* **DATA SHOWN**:
•••
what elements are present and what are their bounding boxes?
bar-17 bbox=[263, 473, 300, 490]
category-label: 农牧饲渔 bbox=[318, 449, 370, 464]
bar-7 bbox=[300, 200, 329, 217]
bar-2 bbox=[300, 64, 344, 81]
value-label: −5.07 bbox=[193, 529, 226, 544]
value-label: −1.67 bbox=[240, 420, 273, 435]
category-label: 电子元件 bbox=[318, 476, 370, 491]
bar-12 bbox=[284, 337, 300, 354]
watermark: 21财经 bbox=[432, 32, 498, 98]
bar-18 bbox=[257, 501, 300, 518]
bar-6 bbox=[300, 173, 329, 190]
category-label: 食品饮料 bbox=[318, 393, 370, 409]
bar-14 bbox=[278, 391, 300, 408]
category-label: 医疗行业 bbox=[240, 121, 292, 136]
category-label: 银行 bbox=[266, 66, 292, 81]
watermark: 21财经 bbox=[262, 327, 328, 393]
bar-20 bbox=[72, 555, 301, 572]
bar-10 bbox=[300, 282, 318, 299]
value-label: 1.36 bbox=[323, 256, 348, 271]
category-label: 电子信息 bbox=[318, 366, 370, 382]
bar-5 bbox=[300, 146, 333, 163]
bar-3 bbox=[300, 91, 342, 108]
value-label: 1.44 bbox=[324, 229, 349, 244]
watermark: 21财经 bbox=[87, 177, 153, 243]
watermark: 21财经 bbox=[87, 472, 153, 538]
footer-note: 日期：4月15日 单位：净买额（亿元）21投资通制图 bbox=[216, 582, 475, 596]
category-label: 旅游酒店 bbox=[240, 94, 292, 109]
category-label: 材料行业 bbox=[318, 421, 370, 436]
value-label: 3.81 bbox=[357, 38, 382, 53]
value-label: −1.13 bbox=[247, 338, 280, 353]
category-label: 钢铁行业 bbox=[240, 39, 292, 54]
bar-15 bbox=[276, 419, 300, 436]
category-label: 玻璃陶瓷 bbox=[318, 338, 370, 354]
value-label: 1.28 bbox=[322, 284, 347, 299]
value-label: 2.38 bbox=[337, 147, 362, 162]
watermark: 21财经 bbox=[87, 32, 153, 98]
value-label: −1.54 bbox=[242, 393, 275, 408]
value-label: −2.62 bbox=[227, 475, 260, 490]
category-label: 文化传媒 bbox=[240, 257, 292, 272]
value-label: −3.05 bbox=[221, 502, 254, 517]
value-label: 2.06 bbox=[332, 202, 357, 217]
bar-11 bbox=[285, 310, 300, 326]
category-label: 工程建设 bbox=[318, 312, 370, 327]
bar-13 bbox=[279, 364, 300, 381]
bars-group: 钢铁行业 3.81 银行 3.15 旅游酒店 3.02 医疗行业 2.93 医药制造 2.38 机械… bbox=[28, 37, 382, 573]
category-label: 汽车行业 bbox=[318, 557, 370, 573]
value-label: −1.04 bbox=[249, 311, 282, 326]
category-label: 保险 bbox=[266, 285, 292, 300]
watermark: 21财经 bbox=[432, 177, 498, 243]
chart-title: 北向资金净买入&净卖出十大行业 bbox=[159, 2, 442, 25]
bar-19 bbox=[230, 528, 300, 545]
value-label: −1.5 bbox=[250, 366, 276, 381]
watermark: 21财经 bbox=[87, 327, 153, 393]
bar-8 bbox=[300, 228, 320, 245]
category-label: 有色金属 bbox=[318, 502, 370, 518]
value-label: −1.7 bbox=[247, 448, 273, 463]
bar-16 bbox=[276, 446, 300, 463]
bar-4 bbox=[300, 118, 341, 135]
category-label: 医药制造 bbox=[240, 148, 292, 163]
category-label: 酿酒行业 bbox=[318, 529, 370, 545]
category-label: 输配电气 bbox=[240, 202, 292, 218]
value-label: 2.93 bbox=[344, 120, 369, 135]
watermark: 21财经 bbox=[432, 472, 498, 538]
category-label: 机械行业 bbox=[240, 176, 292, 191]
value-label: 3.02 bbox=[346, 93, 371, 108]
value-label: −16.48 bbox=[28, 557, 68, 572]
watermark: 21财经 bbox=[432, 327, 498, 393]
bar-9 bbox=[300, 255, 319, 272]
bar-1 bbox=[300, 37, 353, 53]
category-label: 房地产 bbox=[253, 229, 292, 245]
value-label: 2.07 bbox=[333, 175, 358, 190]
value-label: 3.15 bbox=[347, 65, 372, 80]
•••
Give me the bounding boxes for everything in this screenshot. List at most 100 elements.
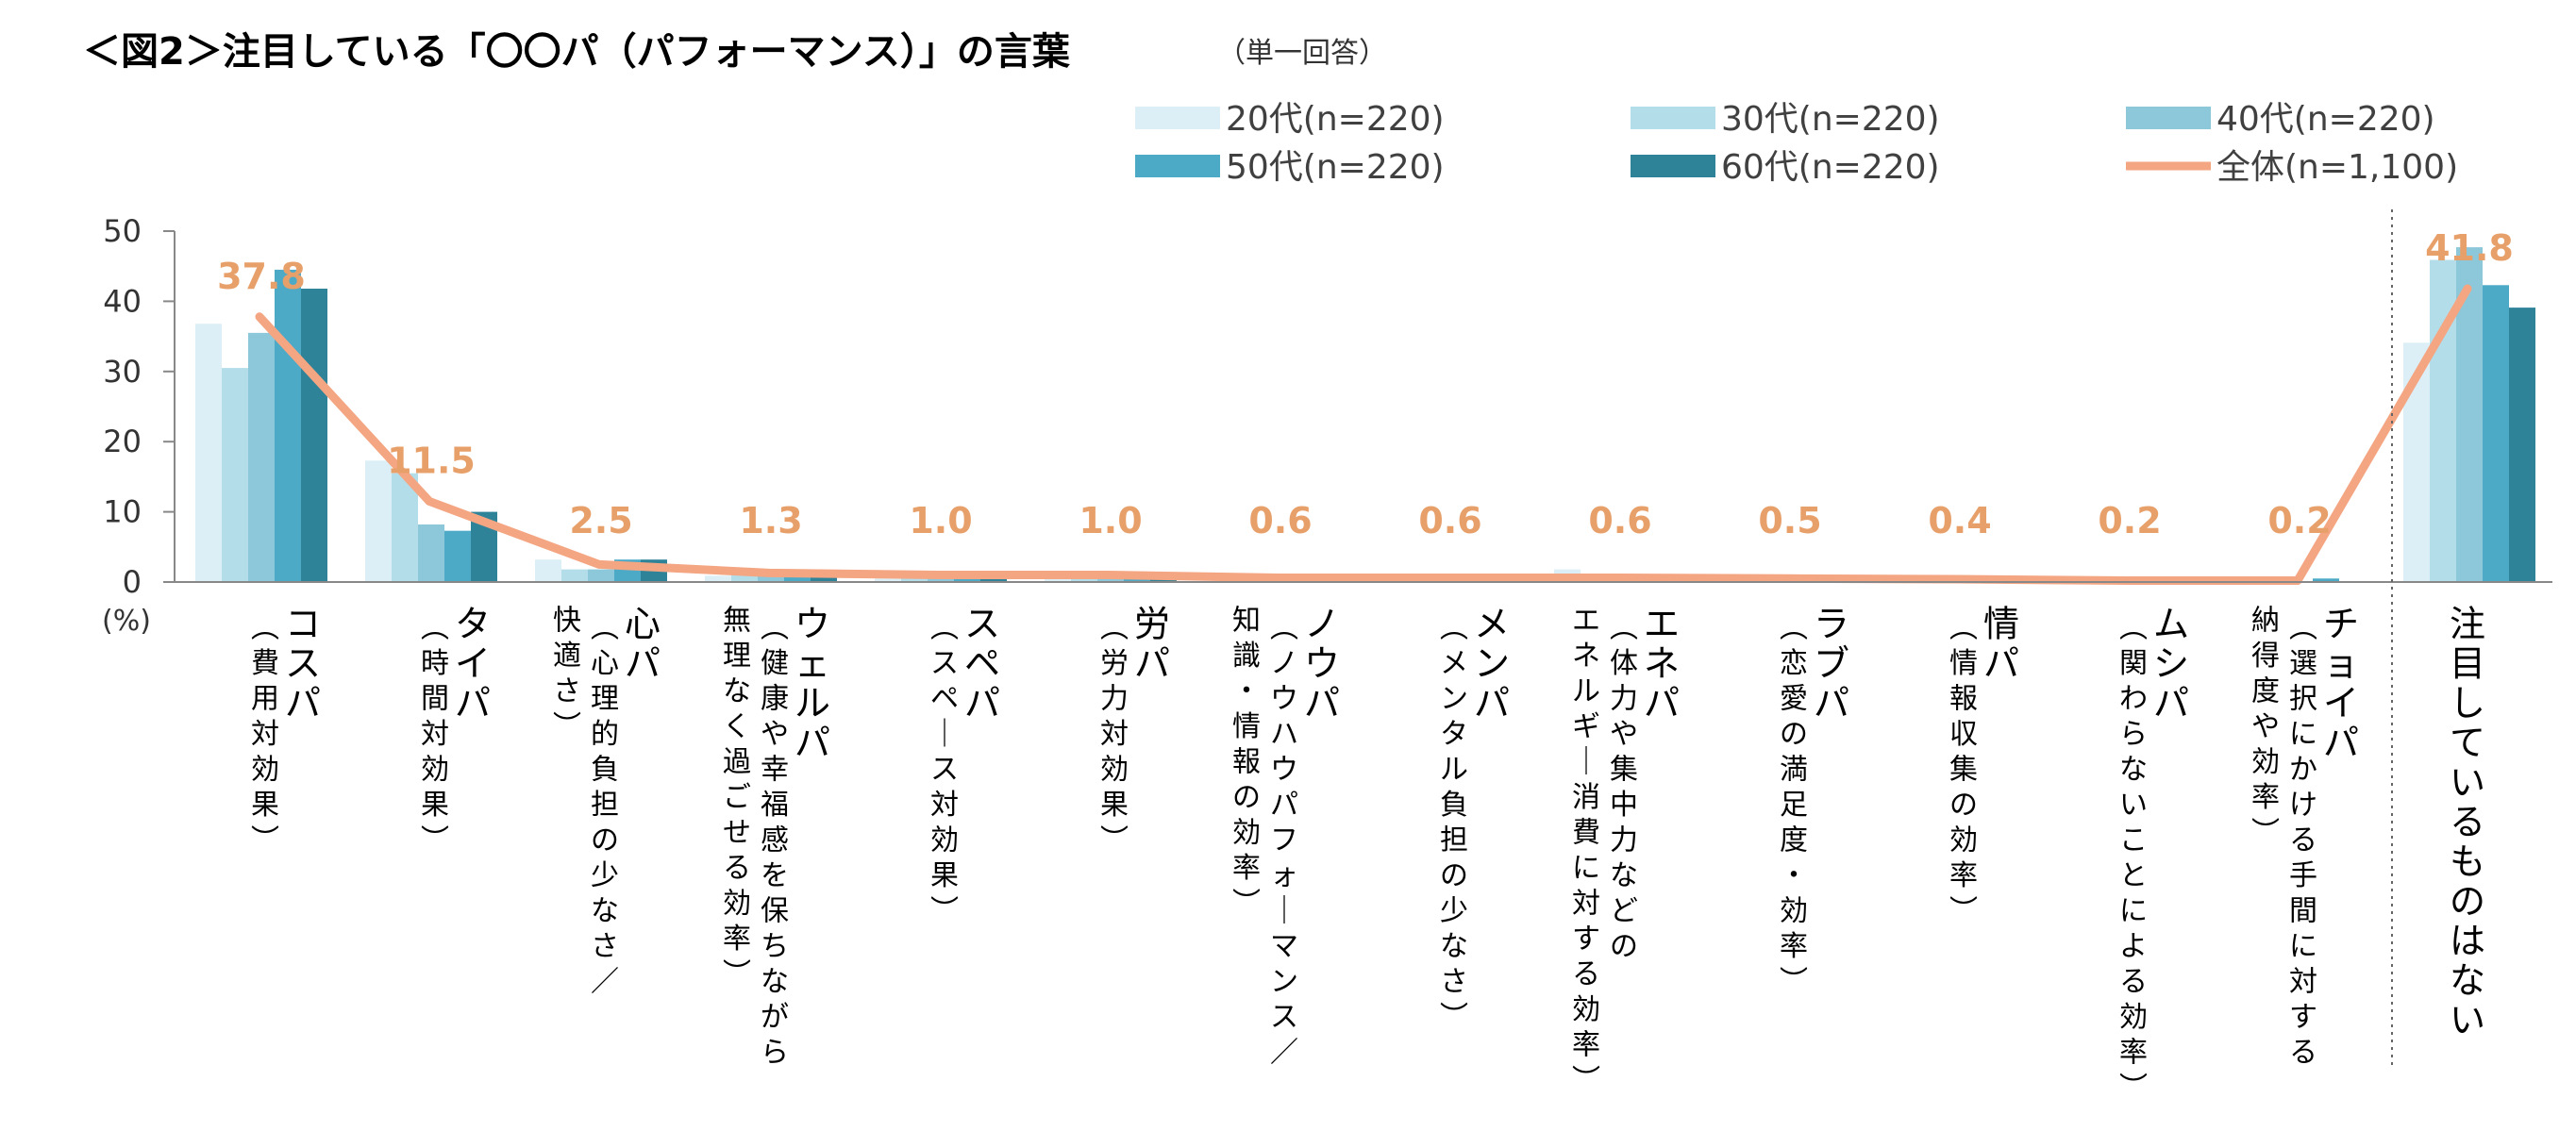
•••
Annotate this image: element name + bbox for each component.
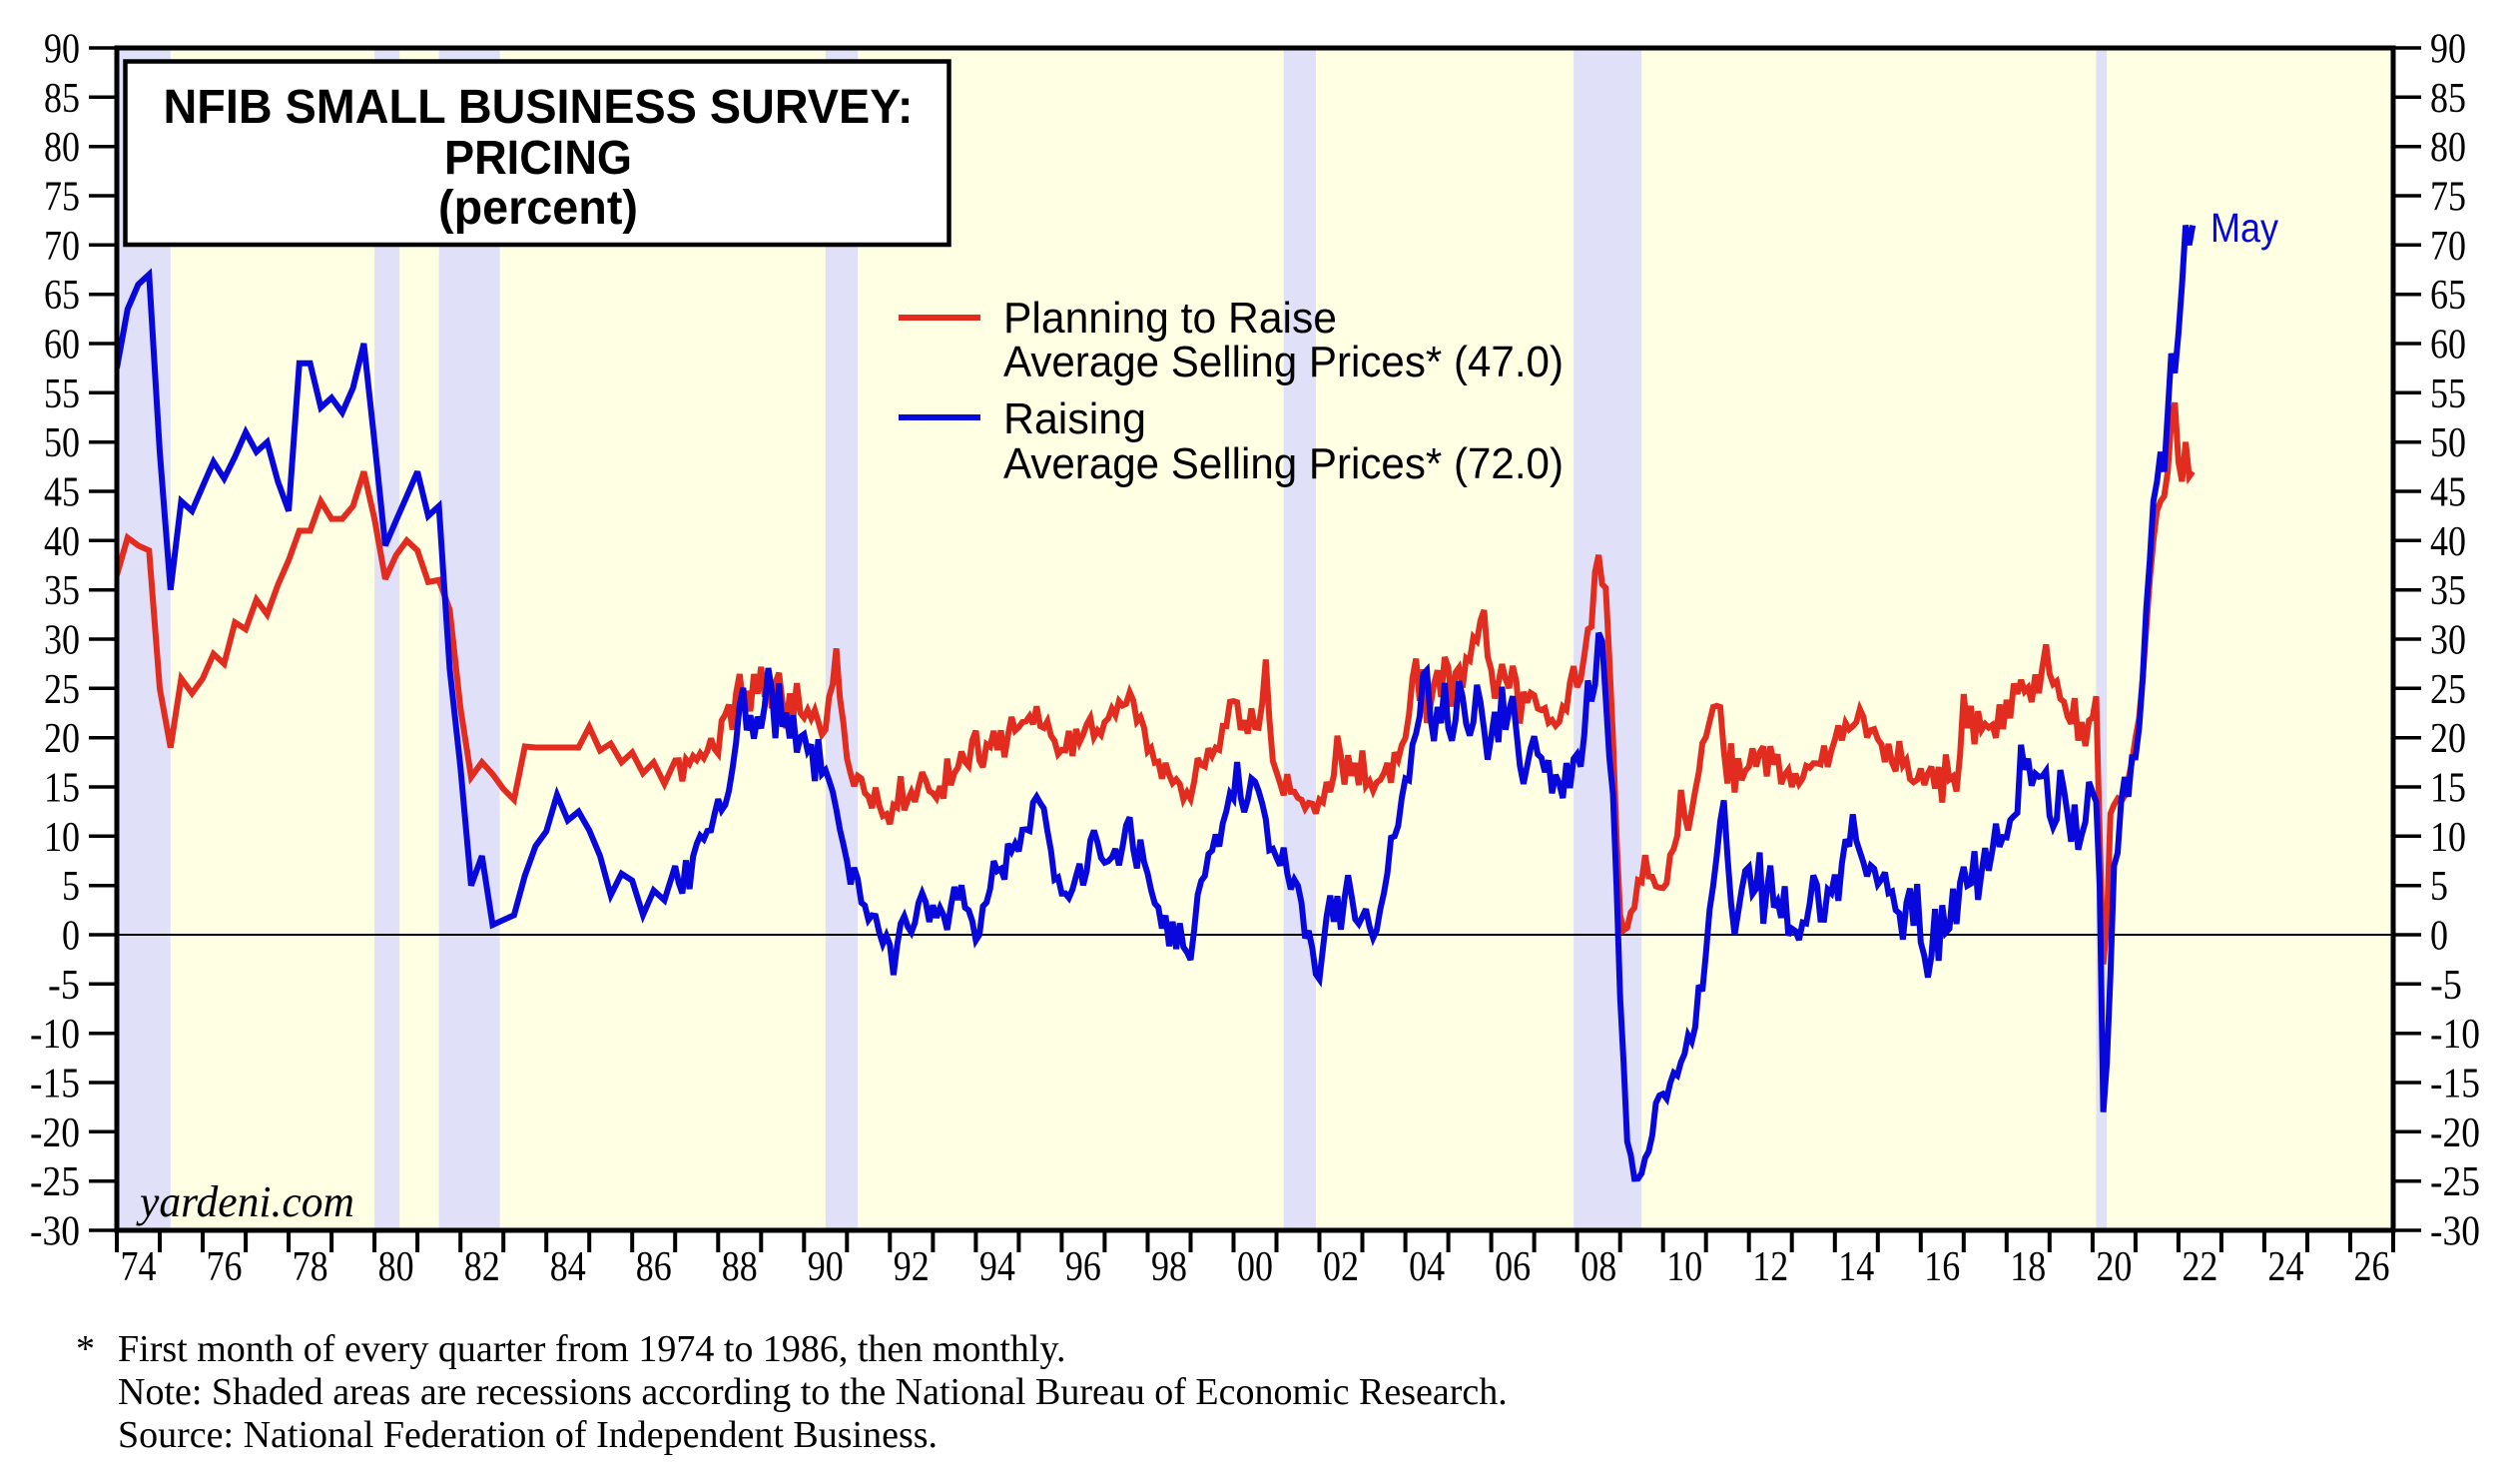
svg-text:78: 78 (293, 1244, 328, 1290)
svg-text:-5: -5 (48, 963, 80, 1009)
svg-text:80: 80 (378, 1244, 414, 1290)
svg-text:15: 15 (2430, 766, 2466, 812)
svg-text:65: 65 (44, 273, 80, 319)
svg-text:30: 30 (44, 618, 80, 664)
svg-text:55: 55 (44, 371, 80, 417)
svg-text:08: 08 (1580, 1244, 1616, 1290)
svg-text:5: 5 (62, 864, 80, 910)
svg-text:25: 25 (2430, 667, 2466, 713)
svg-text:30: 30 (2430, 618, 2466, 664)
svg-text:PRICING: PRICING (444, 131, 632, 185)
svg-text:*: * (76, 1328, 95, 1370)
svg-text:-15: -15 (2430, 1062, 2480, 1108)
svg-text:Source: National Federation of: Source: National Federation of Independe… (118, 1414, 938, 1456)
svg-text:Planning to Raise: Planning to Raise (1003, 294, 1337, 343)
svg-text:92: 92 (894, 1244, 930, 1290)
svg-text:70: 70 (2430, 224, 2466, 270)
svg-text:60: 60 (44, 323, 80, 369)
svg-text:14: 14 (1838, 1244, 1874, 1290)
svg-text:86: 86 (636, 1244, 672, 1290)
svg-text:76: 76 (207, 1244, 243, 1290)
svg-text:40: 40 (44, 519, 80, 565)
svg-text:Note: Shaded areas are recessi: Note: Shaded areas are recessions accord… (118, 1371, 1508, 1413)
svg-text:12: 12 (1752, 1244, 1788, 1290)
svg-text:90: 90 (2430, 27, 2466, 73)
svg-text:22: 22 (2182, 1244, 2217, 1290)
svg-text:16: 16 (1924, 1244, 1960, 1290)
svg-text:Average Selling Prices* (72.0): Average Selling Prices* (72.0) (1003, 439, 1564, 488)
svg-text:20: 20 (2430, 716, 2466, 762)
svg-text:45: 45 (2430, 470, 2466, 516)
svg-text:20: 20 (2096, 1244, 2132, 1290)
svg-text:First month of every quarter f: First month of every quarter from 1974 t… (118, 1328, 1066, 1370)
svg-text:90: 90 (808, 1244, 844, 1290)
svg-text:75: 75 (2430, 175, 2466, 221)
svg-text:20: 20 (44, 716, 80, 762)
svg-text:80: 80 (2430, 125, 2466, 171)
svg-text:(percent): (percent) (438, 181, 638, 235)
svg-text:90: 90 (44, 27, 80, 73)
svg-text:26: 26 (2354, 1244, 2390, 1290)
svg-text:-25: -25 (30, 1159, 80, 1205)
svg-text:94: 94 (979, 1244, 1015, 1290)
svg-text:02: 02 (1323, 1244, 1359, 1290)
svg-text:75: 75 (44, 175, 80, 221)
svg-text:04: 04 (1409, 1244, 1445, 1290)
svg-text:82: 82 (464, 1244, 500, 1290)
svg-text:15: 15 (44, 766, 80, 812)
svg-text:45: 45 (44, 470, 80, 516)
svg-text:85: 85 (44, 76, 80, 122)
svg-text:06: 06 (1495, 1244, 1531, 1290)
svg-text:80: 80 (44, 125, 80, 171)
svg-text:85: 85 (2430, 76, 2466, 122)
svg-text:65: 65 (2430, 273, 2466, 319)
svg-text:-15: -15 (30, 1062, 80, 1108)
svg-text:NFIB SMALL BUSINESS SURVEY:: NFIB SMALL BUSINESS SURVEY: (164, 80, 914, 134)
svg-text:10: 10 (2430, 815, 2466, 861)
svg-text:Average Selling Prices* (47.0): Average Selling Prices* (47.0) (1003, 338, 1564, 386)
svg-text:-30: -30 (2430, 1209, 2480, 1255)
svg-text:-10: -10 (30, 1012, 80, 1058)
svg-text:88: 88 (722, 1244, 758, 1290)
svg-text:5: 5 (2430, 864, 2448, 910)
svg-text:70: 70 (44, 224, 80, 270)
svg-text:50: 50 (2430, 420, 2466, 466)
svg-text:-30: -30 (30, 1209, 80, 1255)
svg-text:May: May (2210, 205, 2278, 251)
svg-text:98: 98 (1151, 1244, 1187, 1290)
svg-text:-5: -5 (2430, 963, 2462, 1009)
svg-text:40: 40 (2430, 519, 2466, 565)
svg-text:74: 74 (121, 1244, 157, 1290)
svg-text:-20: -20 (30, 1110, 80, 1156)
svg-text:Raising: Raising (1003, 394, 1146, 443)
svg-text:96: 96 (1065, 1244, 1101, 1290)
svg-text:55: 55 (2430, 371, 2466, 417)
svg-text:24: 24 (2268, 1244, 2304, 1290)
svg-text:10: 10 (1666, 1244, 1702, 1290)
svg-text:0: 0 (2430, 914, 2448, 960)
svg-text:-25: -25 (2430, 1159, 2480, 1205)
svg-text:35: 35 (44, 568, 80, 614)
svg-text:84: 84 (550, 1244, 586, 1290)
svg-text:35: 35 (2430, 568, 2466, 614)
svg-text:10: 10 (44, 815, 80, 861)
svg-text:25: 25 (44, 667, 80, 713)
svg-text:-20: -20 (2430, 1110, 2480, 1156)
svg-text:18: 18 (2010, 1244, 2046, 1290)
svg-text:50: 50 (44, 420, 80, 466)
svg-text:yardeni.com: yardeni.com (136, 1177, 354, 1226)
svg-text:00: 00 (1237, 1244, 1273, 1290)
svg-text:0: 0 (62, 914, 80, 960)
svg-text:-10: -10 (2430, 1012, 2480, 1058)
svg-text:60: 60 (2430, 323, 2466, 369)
•••
* **WHAT TO WORK ON**: Put the listing from the line with "Annotate this image: element" to the line with "svg-text:Planning to Raise: Planning", both included, into a JSON list of strings with one string per line. Skip blank lines and leave out the pictures.

* **WORKED SOLUTION**:
[
  "Annotate this image: element name + bbox for each component.",
  "svg-text:78: 78 (293, 1244, 328, 1290)",
  "svg-text:-5: -5 (48, 963, 80, 1009)",
  "svg-text:80: 80 (378, 1244, 414, 1290)",
  "svg-text:15: 15 (2430, 766, 2466, 812)",
  "svg-text:65: 65 (44, 273, 80, 319)",
  "svg-text:30: 30 (44, 618, 80, 664)",
  "svg-text:55: 55 (44, 371, 80, 417)",
  "svg-text:08: 08 (1580, 1244, 1616, 1290)",
  "svg-text:5: 5 (62, 864, 80, 910)",
  "svg-text:25: 25 (2430, 667, 2466, 713)",
  "svg-text:30: 30 (2430, 618, 2466, 664)",
  "svg-text:PRICING: PRICING (444, 131, 632, 185)",
  "svg-text:*: * (76, 1328, 95, 1370)",
  "svg-text:-15: -15 (2430, 1062, 2480, 1108)",
  "svg-text:Source: National Federation of: Source: National Federation of Independe… (118, 1414, 938, 1456)",
  "svg-text:Planning to Raise: Planning to Raise (1003, 294, 1337, 343)"
]